======== RECORDS FOR THIS TASK
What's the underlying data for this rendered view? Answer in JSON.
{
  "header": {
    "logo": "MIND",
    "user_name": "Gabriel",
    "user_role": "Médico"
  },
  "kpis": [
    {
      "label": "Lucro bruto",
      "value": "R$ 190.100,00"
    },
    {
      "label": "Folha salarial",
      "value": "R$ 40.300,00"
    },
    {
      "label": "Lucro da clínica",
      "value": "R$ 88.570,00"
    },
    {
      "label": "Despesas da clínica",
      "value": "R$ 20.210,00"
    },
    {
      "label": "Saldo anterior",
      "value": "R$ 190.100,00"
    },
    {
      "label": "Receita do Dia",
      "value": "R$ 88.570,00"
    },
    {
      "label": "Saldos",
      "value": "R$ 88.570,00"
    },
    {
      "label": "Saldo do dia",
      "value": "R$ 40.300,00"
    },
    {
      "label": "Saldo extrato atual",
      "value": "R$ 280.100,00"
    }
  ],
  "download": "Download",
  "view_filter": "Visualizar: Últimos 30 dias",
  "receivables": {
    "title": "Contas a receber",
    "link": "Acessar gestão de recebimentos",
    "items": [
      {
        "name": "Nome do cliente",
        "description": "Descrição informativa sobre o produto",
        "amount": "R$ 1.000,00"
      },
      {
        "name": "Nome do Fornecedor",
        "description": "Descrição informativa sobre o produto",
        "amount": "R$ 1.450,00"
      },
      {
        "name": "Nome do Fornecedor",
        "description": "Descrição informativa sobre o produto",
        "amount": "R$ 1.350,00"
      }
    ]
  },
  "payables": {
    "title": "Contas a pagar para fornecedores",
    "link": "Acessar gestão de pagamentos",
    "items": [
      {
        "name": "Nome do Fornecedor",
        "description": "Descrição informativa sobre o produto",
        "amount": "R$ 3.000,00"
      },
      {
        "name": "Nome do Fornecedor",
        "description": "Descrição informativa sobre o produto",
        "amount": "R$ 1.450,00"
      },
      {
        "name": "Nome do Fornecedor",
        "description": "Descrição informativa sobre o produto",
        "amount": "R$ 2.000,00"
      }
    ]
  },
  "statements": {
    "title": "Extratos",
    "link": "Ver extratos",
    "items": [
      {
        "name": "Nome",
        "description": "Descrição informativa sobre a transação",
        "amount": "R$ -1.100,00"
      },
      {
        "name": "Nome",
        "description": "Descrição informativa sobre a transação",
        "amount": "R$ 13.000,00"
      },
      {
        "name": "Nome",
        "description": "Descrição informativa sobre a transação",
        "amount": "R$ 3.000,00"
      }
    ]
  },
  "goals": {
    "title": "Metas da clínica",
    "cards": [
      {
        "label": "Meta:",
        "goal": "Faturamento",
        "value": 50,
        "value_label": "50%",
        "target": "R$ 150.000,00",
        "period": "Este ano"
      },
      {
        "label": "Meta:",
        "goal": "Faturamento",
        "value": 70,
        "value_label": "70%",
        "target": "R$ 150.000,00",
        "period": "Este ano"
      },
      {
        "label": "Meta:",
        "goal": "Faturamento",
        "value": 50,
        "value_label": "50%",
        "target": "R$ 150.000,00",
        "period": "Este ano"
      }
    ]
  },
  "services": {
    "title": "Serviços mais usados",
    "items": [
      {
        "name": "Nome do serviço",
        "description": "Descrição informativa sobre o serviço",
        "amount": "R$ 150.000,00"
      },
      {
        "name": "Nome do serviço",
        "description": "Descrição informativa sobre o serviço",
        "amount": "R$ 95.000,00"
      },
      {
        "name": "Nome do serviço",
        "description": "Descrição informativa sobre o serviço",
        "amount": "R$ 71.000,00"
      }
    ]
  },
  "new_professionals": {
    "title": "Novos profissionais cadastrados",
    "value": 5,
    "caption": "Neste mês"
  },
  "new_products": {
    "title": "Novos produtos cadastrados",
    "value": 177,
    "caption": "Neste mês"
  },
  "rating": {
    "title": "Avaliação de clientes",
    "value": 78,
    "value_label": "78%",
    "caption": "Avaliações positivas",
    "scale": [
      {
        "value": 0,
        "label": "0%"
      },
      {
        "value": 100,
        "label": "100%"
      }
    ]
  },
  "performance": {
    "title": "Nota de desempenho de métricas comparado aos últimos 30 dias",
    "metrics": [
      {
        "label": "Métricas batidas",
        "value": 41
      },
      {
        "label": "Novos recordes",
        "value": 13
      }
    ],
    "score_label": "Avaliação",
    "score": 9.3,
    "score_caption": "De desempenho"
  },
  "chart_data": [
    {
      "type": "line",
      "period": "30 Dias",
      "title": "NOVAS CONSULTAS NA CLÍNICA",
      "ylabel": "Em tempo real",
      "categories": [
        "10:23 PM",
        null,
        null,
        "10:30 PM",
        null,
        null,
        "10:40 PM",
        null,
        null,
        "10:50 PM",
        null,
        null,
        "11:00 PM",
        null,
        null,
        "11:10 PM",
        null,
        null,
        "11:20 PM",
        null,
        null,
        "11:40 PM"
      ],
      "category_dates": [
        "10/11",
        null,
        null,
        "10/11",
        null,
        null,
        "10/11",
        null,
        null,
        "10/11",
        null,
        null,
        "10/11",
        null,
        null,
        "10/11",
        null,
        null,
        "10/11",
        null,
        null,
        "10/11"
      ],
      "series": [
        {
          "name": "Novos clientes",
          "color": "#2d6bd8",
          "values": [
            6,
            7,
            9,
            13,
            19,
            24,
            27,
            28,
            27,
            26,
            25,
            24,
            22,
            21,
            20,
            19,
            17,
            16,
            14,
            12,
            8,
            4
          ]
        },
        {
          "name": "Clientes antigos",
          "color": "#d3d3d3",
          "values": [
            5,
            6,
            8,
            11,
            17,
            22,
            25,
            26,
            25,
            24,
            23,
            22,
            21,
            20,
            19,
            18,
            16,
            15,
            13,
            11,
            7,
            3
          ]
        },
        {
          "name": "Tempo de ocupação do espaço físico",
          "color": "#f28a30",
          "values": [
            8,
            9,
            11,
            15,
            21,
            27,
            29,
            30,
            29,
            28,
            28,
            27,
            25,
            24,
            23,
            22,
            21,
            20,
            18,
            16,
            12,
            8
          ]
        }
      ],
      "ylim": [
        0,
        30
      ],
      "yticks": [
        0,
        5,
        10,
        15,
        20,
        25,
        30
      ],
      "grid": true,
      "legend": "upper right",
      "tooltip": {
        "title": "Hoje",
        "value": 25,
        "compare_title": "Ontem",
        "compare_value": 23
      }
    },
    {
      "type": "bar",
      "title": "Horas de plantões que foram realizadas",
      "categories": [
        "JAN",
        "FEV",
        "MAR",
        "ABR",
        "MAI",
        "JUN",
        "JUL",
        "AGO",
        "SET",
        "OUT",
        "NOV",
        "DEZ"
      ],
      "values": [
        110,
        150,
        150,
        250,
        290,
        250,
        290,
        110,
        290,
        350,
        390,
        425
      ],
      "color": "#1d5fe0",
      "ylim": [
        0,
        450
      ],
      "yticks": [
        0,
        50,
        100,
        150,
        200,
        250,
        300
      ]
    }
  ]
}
================
*WHAT IS REQUIRED:* Write out every entry above, word for word.

*OUTPUT FOR THIS EXERCISE:*
What's the underlying data for this rendered view? Answer in JSON.
{
  "header": {
    "logo": "MIND",
    "user_name": "Gabriel",
    "user_role": "Médico"
  },
  "kpis": [
    {
      "label": "Lucro bruto",
      "value": "R$ 190.100,00"
    },
    {
      "label": "Folha salarial",
      "value": "R$ 40.300,00"
    },
    {
      "label": "Lucro da clínica",
      "value": "R$ 88.570,00"
    },
    {
      "label": "Despesas da clínica",
      "value": "R$ 20.210,00"
    },
    {
      "label": "Saldo anterior",
      "value": "R$ 190.100,00"
    },
    {
      "label": "Receita do Dia",
      "value": "R$ 88.570,00"
    },
    {
      "label": "Saldos",
      "value": "R$ 88.570,00"
    },
    {
      "label": "Saldo do dia",
      "value": "R$ 40.300,00"
    },
    {
      "label": "Saldo extrato atual",
      "value": "R$ 280.100,00"
    }
  ],
  "download": "Download",
  "view_filter": "Visualizar: Últimos 30 dias",
  "receivables": {
    "title": "Contas a receber",
    "link": "Acessar gestão de recebimentos",
    "items": [
      {
        "name": "Nome do cliente",
        "description": "Descrição informativa sobre o produto",
        "amount": "R$ 1.000,00"
      },
      {
        "name": "Nome do Fornecedor",
        "description": "Descrição informativa sobre o produto",
        "amount": "R$ 1.450,00"
      },
      {
        "name": "Nome do Fornecedor",
        "description": "Descrição informativa sobre o produto",
        "amount": "R$ 1.350,00"
      }
    ]
  },
  "payables": {
    "title": "Contas a pagar para fornecedores",
    "link": "Acessar gestão de pagamentos",
    "items": [
      {
        "name": "Nome do Fornecedor",
        "description": "Descrição informativa sobre o produto",
        "amount": "R$ 3.000,00"
      },
      {
        "name": "Nome do Fornecedor",
        "description": "Descrição informativa sobre o produto",
        "amount": "R$ 1.450,00"
      },
      {
        "name": "Nome do Fornecedor",
        "description": "Descrição informativa sobre o produto",
        "amount": "R$ 2.000,00"
      }
    ]
  },
  "statements": {
    "title": "Extratos",
    "link": "Ver extratos",
    "items": [
      {
        "name": "Nome",
        "description": "Descrição informativa sobre a transação",
        "amount": "R$ -1.100,00"
      },
      {
        "name": "Nome",
        "description": "Descrição informativa sobre a transação",
        "amount": "R$ 13.000,00"
      },
      {
        "name": "Nome",
        "description": "Descrição informativa sobre a transação",
        "amount": "R$ 3.000,00"
      }
    ]
  },
  "goals": {
    "title": "Metas da clínica",
    "cards": [
      {
        "label": "Meta:",
        "goal": "Faturamento",
        "value": 50,
        "value_label": "50%",
        "target": "R$ 150.000,00",
        "period": "Este ano"
      },
      {
        "label": "Meta:",
        "goal": "Faturamento",
        "value": 70,
        "value_label": "70%",
        "target": "R$ 150.000,00",
        "period": "Este ano"
      },
      {
        "label": "Meta:",
        "goal": "Faturamento",
        "value": 50,
        "value_label": "50%",
        "target": "R$ 150.000,00",
        "period": "Este ano"
      }
    ]
  },
  "services": {
    "title": "Serviços mais usados",
    "items": [
      {
        "name": "Nome do serviço",
        "description": "Descrição informativa sobre o serviço",
        "amount": "R$ 150.000,00"
      },
      {
        "name": "Nome do serviço",
        "description": "Descrição informativa sobre o serviço",
        "amount": "R$ 95.000,00"
      },
      {
        "name": "Nome do serviço",
        "description": "Descrição informativa sobre o serviço",
        "amount": "R$ 71.000,00"
      }
    ]
  },
  "new_professionals": {
    "title": "Novos profissionais cadastrados",
    "value": 5,
    "caption": "Neste mês"
  },
  "new_products": {
    "title": "Novos produtos cadastrados",
    "value": 177,
    "caption": "Neste mês"
  },
  "rating": {
    "title": "Avaliação de clientes",
    "value": 78,
    "value_label": "78%",
    "caption": "Avaliações positivas",
    "scale": [
      {
        "value": 0,
        "label": "0%"
      },
      {
        "value": 100,
        "label": "100%"
      }
    ]
  },
  "performance": {
    "title": "Nota de desempenho de métricas comparado aos últimos 30 dias",
    "metrics": [
      {
        "label": "Métricas batidas",
        "value": 41
      },
      {
        "label": "Novos recordes",
        "value": 13
      }
    ],
    "score_label": "Avaliação",
    "score": 9.3,
    "score_caption": "De desempenho"
  },
  "chart_data": [
    {
      "type": "line",
      "period": "30 Dias",
      "title": "NOVAS CONSULTAS NA CLÍNICA",
      "ylabel": "Em tempo real",
      "categories": [
        "10:23 PM",
        null,
        null,
        "10:30 PM",
        null,
        null,
        "10:40 PM",
        null,
        null,
        "10:50 PM",
        null,
        null,
        "11:00 PM",
        null,
        null,
        "11:10 PM",
        null,
        null,
        "11:20 PM",
        null,
        null,
        "11:40 PM"
      ],
      "category_dates": [
        "10/11",
        null,
        null,
        "10/11",
        null,
        null,
        "10/11",
        null,
        null,
        "10/11",
        null,
        null,
        "10/11",
        null,
        null,
        "10/11",
        null,
        null,
        "10/11",
        null,
        null,
        "10/11"
      ],
      "series": [
        {
          "name": "Novos clientes",
          "color": "#2d6bd8",
          "values": [
            6,
            7,
            9,
            13,
            19,
            24,
            27,
            28,
            27,
            26,
            25,
            24,
            22,
            21,
            20,
            19,
            17,
            16,
            14,
            12,
            8,
            4
          ]
        },
        {
          "name": "Clientes antigos",
          "color": "#d3d3d3",
          "values": [
            5,
            6,
            8,
            11,
            17,
            22,
            25,
            26,
            25,
            24,
            23,
            22,
            21,
            20,
            19,
            18,
            16,
            15,
            13,
            11,
            7,
            3
          ]
        },
        {
          "name": "Tempo de ocupação do espaço físico",
          "color": "#f28a30",
          "values": [
            8,
            9,
            11,
            15,
            21,
            27,
            29,
            30,
            29,
            28,
            28,
            27,
            25,
            24,
            23,
            22,
            21,
            20,
            18,
            16,
            12,
            8
          ]
        }
      ],
      "ylim": [
        0,
        30
      ],
      "yticks": [
        0,
        5,
        10,
        15,
        20,
        25,
        30
      ],
      "grid": true,
      "legend": "upper right",
      "tooltip": {
        "title": "Hoje",
        "value": 25,
        "compare_title": "Ontem",
        "compare_value": 23
      }
    },
    {
      "type": "bar",
      "title": "Horas de plantões que foram realizadas",
      "categories": [
        "JAN",
        "FEV",
        "MAR",
        "ABR",
        "MAI",
        "JUN",
        "JUL",
        "AGO",
        "SET",
        "OUT",
        "NOV",
        "DEZ"
      ],
      "values": [
        110,
        150,
        150,
        250,
        290,
        250,
        290,
        110,
        290,
        350,
        390,
        425
      ],
      "color": "#1d5fe0",
      "ylim": [
        0,
        450
      ],
      "yticks": [
        0,
        50,
        100,
        150,
        200,
        250,
        300
      ]
    }
  ]
}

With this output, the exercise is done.